### Input records:

* * * * * * * * *

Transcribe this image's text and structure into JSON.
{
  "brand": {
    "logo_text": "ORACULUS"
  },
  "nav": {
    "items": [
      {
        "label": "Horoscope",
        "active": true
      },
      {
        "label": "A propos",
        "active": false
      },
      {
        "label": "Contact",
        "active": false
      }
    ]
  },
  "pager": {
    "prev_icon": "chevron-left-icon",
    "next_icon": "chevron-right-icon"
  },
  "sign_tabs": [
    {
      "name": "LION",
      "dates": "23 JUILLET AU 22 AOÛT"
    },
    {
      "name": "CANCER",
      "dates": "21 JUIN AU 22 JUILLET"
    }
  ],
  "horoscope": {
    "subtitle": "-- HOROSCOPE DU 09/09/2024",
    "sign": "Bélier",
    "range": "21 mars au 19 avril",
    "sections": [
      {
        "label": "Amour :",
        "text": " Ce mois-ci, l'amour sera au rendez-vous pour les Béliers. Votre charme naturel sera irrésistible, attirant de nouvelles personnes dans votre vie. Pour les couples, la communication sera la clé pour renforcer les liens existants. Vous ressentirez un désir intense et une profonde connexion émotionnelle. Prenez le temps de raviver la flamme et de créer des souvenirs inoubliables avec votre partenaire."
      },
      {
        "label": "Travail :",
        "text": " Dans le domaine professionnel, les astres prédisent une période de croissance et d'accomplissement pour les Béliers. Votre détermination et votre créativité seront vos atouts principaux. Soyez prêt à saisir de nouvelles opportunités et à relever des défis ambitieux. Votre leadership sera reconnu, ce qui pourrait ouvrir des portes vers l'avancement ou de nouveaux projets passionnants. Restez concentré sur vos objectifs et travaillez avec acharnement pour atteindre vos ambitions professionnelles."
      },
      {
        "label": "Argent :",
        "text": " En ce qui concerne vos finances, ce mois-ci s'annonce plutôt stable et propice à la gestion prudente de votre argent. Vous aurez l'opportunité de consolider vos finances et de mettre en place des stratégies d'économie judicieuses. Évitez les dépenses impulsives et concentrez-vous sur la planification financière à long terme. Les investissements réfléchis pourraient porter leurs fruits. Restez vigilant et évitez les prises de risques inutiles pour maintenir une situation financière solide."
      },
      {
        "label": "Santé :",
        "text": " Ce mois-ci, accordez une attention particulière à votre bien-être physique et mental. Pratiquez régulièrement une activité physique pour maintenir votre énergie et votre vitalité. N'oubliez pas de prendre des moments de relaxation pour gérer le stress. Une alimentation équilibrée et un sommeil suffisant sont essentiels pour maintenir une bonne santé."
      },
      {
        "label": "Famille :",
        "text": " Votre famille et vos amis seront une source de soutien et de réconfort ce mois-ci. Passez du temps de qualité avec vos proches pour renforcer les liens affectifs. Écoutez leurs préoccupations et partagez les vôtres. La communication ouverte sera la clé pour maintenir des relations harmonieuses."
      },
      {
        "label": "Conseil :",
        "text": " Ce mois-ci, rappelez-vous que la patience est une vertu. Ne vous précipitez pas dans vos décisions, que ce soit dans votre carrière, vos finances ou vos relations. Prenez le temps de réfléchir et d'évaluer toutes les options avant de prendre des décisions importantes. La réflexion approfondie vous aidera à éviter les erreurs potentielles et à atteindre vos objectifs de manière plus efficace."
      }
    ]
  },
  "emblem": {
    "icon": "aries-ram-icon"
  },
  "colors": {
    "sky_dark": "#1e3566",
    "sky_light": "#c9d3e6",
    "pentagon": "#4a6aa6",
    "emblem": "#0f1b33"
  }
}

* * * * * * * * *

### What is being asked:
All of the lines above must be returned exactly.

### Response to this task:
Transcribe this image's text and structure into JSON.
{
  "brand": {
    "logo_text": "ORACULUS"
  },
  "nav": {
    "items": [
      {
        "label": "Horoscope",
        "active": true
      },
      {
        "label": "A propos",
        "active": false
      },
      {
        "label": "Contact",
        "active": false
      }
    ]
  },
  "pager": {
    "prev_icon": "chevron-left-icon",
    "next_icon": "chevron-right-icon"
  },
  "sign_tabs": [
    {
      "name": "LION",
      "dates": "23 JUILLET AU 22 AOÛT"
    },
    {
      "name": "CANCER",
      "dates": "21 JUIN AU 22 JUILLET"
    }
  ],
  "horoscope": {
    "subtitle": "-- HOROSCOPE DU 09/09/2024",
    "sign": "Bélier",
    "range": "21 mars au 19 avril",
    "sections": [
      {
        "label": "Amour :",
        "text": " Ce mois-ci, l'amour sera au rendez-vous pour les Béliers. Votre charme naturel sera irrésistible, attirant de nouvelles personnes dans votre vie. Pour les couples, la communication sera la clé pour renforcer les liens existants. Vous ressentirez un désir intense et une profonde connexion émotionnelle. Prenez le temps de raviver la flamme et de créer des souvenirs inoubliables avec votre partenaire."
      },
      {
        "label": "Travail :",
        "text": " Dans le domaine professionnel, les astres prédisent une période de croissance et d'accomplissement pour les Béliers. Votre détermination et votre créativité seront vos atouts principaux. Soyez prêt à saisir de nouvelles opportunités et à relever des défis ambitieux. Votre leadership sera reconnu, ce qui pourrait ouvrir des portes vers l'avancement ou de nouveaux projets passionnants. Restez concentré sur vos objectifs et travaillez avec acharnement pour atteindre vos ambitions professionnelles."
      },
      {
        "label": "Argent :",
        "text": " En ce qui concerne vos finances, ce mois-ci s'annonce plutôt stable et propice à la gestion prudente de votre argent. Vous aurez l'opportunité de consolider vos finances et de mettre en place des stratégies d'économie judicieuses. Évitez les dépenses impulsives et concentrez-vous sur la planification financière à long terme. Les investissements réfléchis pourraient porter leurs fruits. Restez vigilant et évitez les prises de risques inutiles pour maintenir une situation financière solide."
      },
      {
        "label": "Santé :",
        "text": " Ce mois-ci, accordez une attention particulière à votre bien-être physique et mental. Pratiquez régulièrement une activité physique pour maintenir votre énergie et votre vitalité. N'oubliez pas de prendre des moments de relaxation pour gérer le stress. Une alimentation équilibrée et un sommeil suffisant sont essentiels pour maintenir une bonne santé."
      },
      {
        "label": "Famille :",
        "text": " Votre famille et vos amis seront une source de soutien et de réconfort ce mois-ci. Passez du temps de qualité avec vos proches pour renforcer les liens affectifs. Écoutez leurs préoccupations et partagez les vôtres. La communication ouverte sera la clé pour maintenir des relations harmonieuses."
      },
      {
        "label": "Conseil :",
        "text": " Ce mois-ci, rappelez-vous que la patience est une vertu. Ne vous précipitez pas dans vos décisions, que ce soit dans votre carrière, vos finances ou vos relations. Prenez le temps de réfléchir et d'évaluer toutes les options avant de prendre des décisions importantes. La réflexion approfondie vous aidera à éviter les erreurs potentielles et à atteindre vos objectifs de manière plus efficace."
      }
    ]
  },
  "emblem": {
    "icon": "aries-ram-icon"
  },
  "colors": {
    "sky_dark": "#1e3566",
    "sky_light": "#c9d3e6",
    "pentagon": "#4a6aa6",
    "emblem": "#0f1b33"
  }
}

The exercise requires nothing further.